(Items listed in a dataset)
## begin

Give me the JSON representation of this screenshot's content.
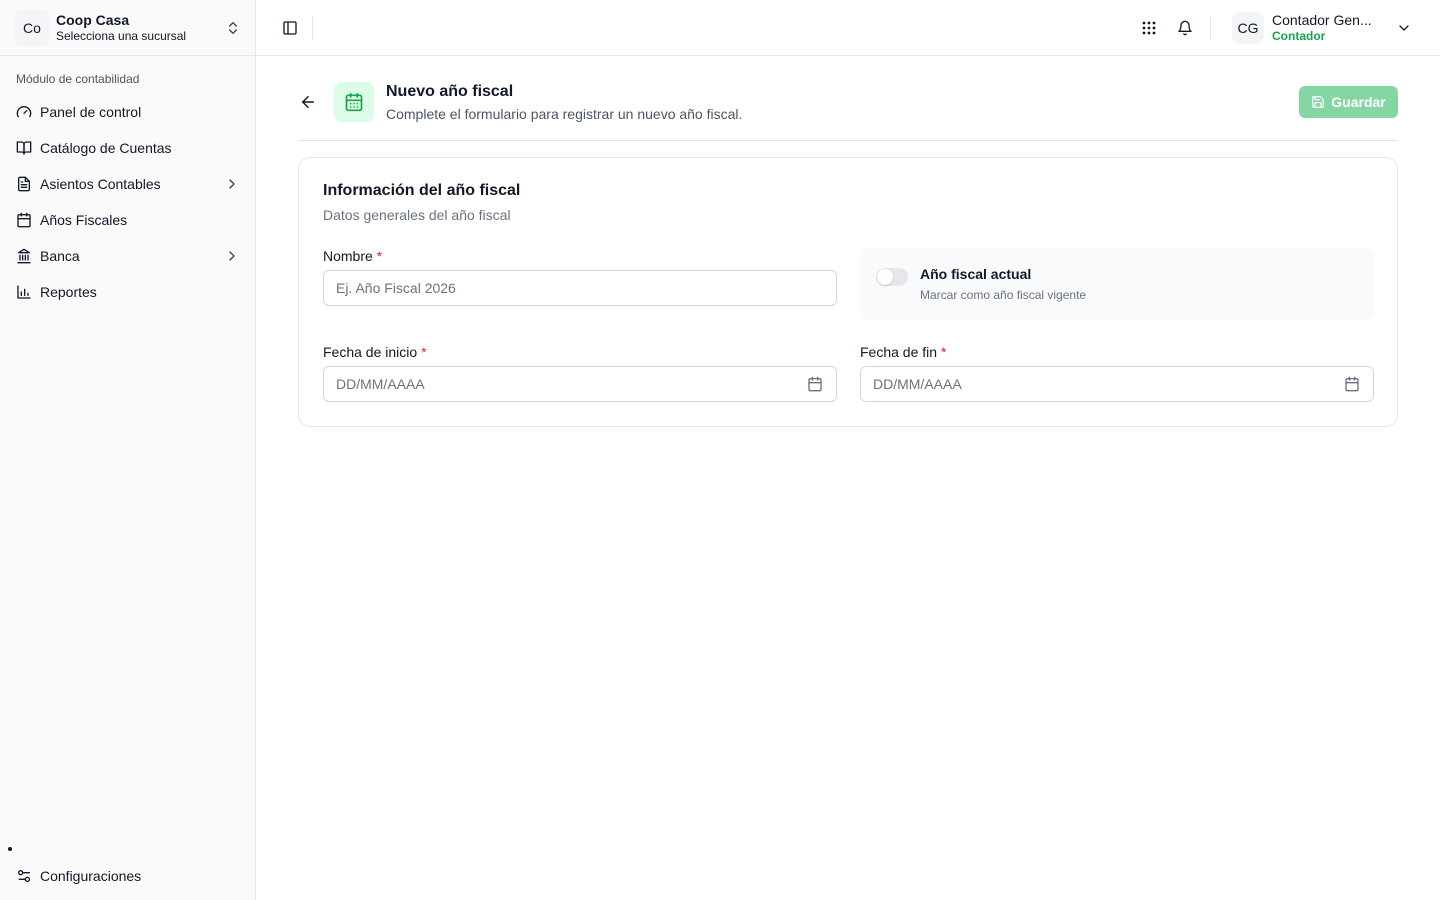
{
  "org": {
    "initials": "Co",
    "name": "Coop Casa",
    "subtitle": "Selecciona una sucursal"
  },
  "sidebar": {
    "section_label": "Módulo de contabilidad",
    "items": [
      {
        "label": "Panel de control",
        "icon": "gauge-icon"
      },
      {
        "label": "Catálogo de Cuentas",
        "icon": "book-open-icon"
      },
      {
        "label": "Asientos Contables",
        "icon": "file-text-icon",
        "expandable": true
      },
      {
        "label": "Años Fiscales",
        "icon": "calendar-icon"
      },
      {
        "label": "Banca",
        "icon": "bank-icon",
        "expandable": true
      },
      {
        "label": "Reportes",
        "icon": "bar-chart-icon"
      }
    ],
    "settings_label": "Configuraciones"
  },
  "topbar": {
    "user_initials": "CG",
    "user_name": "Contador Gen...",
    "user_role": "Contador",
    "accent_color": "#16a34a"
  },
  "page": {
    "title": "Nuevo año fiscal",
    "subtitle": "Complete el formulario para registrar un nuevo año fiscal.",
    "save_label": "Guardar"
  },
  "form": {
    "card_title": "Información del año fiscal",
    "card_subtitle": "Datos generales del año fiscal",
    "name_label": "Nombre",
    "name_placeholder": "Ej. Año Fiscal 2026",
    "required_mark": "*",
    "current_toggle_label": "Año fiscal actual",
    "current_toggle_desc": "Marcar como año fiscal vigente",
    "current_toggle_on": false,
    "start_label": "Fecha de inicio",
    "start_placeholder": "DD/MM/AAAA",
    "end_label": "Fecha de fin",
    "end_placeholder": "DD/MM/AAAA"
  }
}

## end

§ Aim of the exercise:
Give the entries again word for word, but skip the pictures.

§ Written response:
Give me the JSON representation of this screenshot's content.
{
  "org": {
    "initials": "Co",
    "name": "Coop Casa",
    "subtitle": "Selecciona una sucursal"
  },
  "sidebar": {
    "section_label": "Módulo de contabilidad",
    "items": [
      {
        "label": "Panel de control",
        "icon": "gauge-icon"
      },
      {
        "label": "Catálogo de Cuentas",
        "icon": "book-open-icon"
      },
      {
        "label": "Asientos Contables",
        "icon": "file-text-icon",
        "expandable": true
      },
      {
        "label": "Años Fiscales",
        "icon": "calendar-icon"
      },
      {
        "label": "Banca",
        "icon": "bank-icon",
        "expandable": true
      },
      {
        "label": "Reportes",
        "icon": "bar-chart-icon"
      }
    ],
    "settings_label": "Configuraciones"
  },
  "topbar": {
    "user_initials": "CG",
    "user_name": "Contador Gen...",
    "user_role": "Contador",
    "accent_color": "#16a34a"
  },
  "page": {
    "title": "Nuevo año fiscal",
    "subtitle": "Complete el formulario para registrar un nuevo año fiscal.",
    "save_label": "Guardar"
  },
  "form": {
    "card_title": "Información del año fiscal",
    "card_subtitle": "Datos generales del año fiscal",
    "name_label": "Nombre",
    "name_placeholder": "Ej. Año Fiscal 2026",
    "required_mark": "*",
    "current_toggle_label": "Año fiscal actual",
    "current_toggle_desc": "Marcar como año fiscal vigente",
    "current_toggle_on": false,
    "start_label": "Fecha de inicio",
    "start_placeholder": "DD/MM/AAAA",
    "end_label": "Fecha de fin",
    "end_placeholder": "DD/MM/AAAA"
  }
}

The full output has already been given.